- [GOAL]: Output the records. Match them exactly.

- [RECORDS SUPPLIED]:

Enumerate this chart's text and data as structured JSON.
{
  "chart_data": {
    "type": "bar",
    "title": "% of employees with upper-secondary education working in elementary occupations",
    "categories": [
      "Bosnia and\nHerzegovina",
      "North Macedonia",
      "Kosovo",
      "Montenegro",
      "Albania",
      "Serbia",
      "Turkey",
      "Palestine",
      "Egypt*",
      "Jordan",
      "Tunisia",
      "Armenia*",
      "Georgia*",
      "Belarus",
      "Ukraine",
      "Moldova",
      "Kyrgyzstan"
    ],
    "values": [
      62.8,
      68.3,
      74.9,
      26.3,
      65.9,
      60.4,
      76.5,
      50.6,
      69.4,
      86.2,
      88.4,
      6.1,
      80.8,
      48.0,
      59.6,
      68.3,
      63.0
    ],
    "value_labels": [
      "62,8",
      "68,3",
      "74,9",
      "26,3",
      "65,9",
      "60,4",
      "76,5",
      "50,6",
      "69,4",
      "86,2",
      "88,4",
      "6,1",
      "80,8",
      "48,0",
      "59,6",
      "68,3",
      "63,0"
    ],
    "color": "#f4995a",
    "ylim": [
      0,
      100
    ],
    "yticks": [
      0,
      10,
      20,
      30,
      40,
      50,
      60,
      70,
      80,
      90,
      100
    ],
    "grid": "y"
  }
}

- [RESPONSE FOR THIS EXERCISE]:
Enumerate this chart's text and data as structured JSON.
{
  "chart_data": {
    "type": "bar",
    "title": "% of employees with upper-secondary education working in elementary occupations",
    "categories": [
      "Bosnia and\nHerzegovina",
      "North Macedonia",
      "Kosovo",
      "Montenegro",
      "Albania",
      "Serbia",
      "Turkey",
      "Palestine",
      "Egypt*",
      "Jordan",
      "Tunisia",
      "Armenia*",
      "Georgia*",
      "Belarus",
      "Ukraine",
      "Moldova",
      "Kyrgyzstan"
    ],
    "values": [
      62.8,
      68.3,
      74.9,
      26.3,
      65.9,
      60.4,
      76.5,
      50.6,
      69.4,
      86.2,
      88.4,
      6.1,
      80.8,
      48.0,
      59.6,
      68.3,
      63.0
    ],
    "value_labels": [
      "62,8",
      "68,3",
      "74,9",
      "26,3",
      "65,9",
      "60,4",
      "76,5",
      "50,6",
      "69,4",
      "86,2",
      "88,4",
      "6,1",
      "80,8",
      "48,0",
      "59,6",
      "68,3",
      "63,0"
    ],
    "color": "#f4995a",
    "ylim": [
      0,
      100
    ],
    "yticks": [
      0,
      10,
      20,
      30,
      40,
      50,
      60,
      70,
      80,
      90,
      100
    ],
    "grid": "y"
  }
}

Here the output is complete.